--- start Materials provided ---
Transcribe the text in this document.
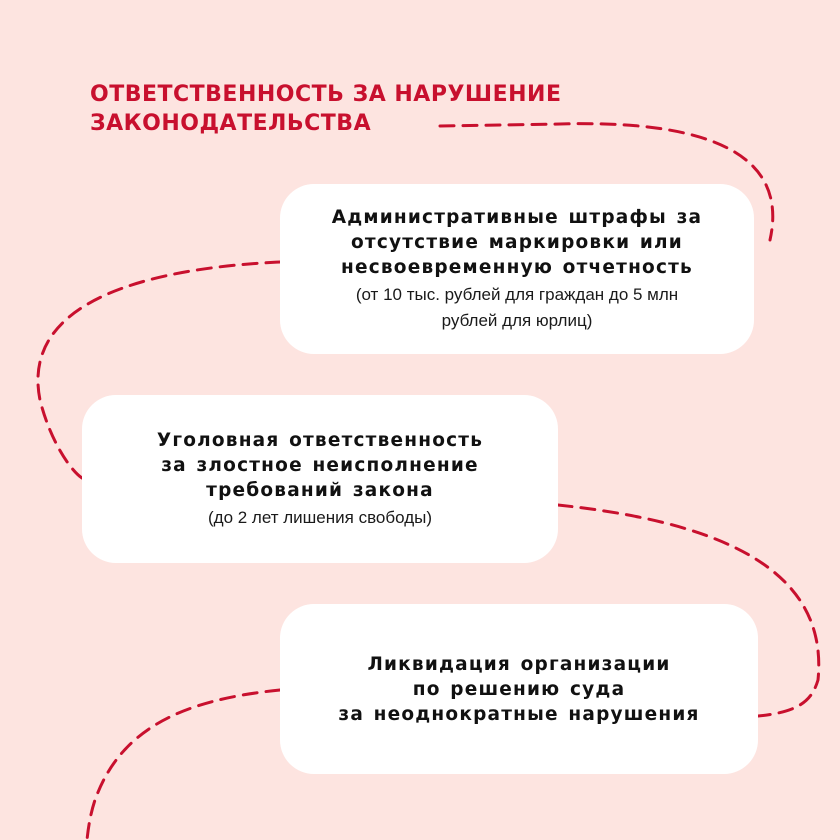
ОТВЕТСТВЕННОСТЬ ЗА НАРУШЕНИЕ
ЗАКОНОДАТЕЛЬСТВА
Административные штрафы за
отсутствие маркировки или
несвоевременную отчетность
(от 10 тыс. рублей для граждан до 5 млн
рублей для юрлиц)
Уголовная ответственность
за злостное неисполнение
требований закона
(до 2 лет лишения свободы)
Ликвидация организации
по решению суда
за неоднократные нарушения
--- end Materials provided ---
--- start Materials provided ---
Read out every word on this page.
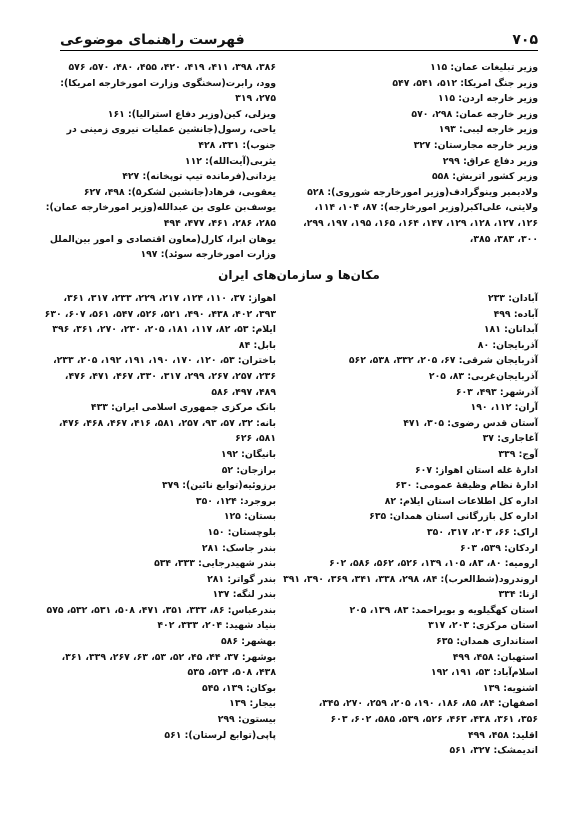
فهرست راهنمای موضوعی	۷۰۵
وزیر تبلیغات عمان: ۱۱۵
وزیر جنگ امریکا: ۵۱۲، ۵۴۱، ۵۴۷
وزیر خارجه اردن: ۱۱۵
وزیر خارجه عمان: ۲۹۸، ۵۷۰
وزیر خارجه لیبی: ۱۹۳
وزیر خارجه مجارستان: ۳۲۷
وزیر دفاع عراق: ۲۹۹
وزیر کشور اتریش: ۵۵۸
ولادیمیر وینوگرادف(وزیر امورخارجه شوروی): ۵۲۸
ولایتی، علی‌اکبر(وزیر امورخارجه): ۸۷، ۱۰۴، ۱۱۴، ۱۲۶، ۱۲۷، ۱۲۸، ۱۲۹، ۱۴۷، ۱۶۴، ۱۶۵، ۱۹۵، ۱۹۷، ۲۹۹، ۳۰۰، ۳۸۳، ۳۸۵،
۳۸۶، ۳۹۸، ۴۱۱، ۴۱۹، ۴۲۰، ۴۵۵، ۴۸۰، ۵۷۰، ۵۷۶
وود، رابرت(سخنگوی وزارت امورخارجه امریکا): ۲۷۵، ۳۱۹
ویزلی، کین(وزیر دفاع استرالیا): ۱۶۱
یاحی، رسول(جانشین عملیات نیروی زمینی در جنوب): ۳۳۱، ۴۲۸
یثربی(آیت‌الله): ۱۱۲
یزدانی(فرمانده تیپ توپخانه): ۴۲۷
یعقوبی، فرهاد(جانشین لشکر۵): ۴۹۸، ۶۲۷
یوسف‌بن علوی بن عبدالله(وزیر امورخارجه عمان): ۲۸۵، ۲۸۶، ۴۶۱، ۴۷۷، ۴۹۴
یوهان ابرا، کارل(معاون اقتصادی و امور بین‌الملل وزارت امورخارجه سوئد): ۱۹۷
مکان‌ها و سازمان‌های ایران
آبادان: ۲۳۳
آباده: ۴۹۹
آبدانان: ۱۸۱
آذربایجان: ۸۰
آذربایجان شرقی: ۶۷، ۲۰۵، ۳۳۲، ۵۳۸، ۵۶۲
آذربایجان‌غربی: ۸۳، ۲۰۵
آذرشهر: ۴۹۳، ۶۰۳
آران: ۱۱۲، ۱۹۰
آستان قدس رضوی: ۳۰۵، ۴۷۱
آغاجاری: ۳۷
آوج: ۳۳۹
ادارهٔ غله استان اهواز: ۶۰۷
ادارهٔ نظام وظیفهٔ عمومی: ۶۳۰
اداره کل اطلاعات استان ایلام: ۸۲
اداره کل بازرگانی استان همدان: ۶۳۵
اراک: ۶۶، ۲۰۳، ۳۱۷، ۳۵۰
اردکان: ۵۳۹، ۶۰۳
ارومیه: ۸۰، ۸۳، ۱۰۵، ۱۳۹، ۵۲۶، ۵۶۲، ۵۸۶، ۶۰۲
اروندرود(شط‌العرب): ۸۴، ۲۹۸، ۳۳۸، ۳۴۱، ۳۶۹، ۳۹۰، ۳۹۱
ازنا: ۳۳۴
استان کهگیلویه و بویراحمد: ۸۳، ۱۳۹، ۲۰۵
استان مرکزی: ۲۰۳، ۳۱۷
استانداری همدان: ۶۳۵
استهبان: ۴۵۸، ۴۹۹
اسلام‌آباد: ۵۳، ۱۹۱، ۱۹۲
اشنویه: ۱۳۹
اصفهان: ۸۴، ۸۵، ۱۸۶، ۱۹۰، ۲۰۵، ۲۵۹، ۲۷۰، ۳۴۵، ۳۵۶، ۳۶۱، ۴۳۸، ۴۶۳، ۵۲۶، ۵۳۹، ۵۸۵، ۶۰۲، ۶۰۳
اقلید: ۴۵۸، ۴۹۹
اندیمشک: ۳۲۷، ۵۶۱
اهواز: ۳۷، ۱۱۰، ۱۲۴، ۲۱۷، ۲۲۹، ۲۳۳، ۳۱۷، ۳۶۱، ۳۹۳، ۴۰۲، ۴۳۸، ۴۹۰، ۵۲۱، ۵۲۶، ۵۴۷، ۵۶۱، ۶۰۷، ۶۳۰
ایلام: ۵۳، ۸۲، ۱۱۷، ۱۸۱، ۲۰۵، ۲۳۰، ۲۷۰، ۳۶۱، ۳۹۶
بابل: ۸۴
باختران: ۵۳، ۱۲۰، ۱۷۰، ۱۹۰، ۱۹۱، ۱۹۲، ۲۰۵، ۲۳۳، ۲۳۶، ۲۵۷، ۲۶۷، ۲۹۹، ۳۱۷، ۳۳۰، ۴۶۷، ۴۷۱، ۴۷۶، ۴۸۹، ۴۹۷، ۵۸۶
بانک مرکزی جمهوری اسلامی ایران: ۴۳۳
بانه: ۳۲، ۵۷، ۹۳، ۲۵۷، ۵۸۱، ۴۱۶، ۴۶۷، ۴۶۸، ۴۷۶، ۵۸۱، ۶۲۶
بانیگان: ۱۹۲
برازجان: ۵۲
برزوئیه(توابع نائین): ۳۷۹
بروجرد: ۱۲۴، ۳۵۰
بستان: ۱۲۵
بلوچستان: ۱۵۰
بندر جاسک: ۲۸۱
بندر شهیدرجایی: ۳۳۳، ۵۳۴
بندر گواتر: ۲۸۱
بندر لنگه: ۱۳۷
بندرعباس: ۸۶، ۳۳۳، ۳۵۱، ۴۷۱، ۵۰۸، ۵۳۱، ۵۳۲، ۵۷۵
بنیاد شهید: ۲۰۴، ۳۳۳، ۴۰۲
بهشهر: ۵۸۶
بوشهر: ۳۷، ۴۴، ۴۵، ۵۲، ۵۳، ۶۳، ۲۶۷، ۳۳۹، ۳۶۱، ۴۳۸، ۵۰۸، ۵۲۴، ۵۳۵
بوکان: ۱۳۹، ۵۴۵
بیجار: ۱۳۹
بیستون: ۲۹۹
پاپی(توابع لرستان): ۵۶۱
--- end Materials provided ---
--- start Materials provided ---
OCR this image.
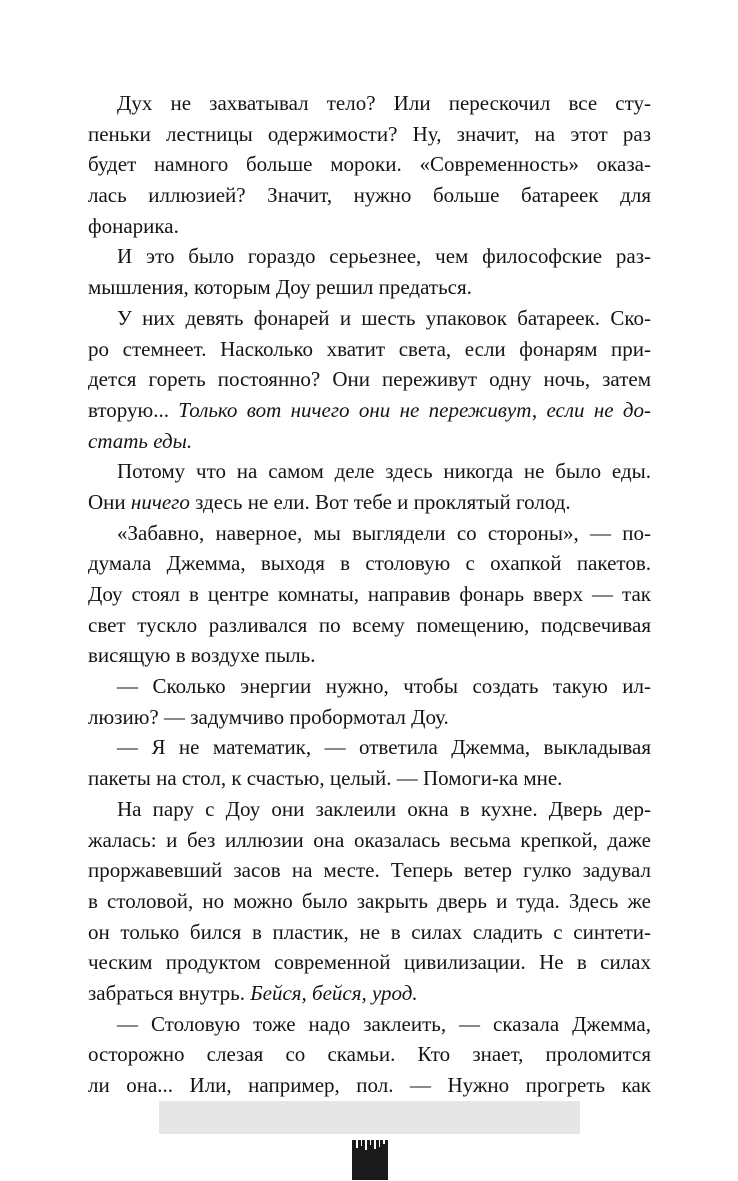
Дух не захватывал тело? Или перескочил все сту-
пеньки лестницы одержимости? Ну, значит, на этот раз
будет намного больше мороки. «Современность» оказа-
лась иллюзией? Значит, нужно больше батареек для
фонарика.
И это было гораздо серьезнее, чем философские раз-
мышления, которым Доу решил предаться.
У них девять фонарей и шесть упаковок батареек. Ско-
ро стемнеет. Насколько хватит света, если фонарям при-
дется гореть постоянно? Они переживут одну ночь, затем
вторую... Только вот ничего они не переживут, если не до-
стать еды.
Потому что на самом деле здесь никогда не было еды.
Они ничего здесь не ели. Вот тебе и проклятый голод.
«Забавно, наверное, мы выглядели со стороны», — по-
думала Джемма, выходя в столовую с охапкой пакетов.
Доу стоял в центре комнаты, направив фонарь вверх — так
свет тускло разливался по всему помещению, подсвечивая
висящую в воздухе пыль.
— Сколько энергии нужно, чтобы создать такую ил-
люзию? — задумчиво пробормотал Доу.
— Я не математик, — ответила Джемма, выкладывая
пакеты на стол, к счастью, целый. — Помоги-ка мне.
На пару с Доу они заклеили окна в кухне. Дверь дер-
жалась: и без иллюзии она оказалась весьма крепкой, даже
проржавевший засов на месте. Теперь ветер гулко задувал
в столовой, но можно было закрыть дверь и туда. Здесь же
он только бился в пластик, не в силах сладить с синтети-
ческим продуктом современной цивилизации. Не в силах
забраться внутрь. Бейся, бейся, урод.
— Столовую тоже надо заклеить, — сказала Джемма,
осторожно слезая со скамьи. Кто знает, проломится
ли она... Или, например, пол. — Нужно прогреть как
--- end Materials provided ---
Report each line of the material above where the word "عمان" appears.

### Finished task
وزیر تبلیغات عمان: ۱۱۵
وزیر خارجه عمان: ۲۹۸، ۵۷۰
یوسف‌بن علوی بن عبدالله(وزیر امورخارجه عمان): ۲۸۵، ۲۸۶، ۴۶۱، ۴۷۷، ۴۹۴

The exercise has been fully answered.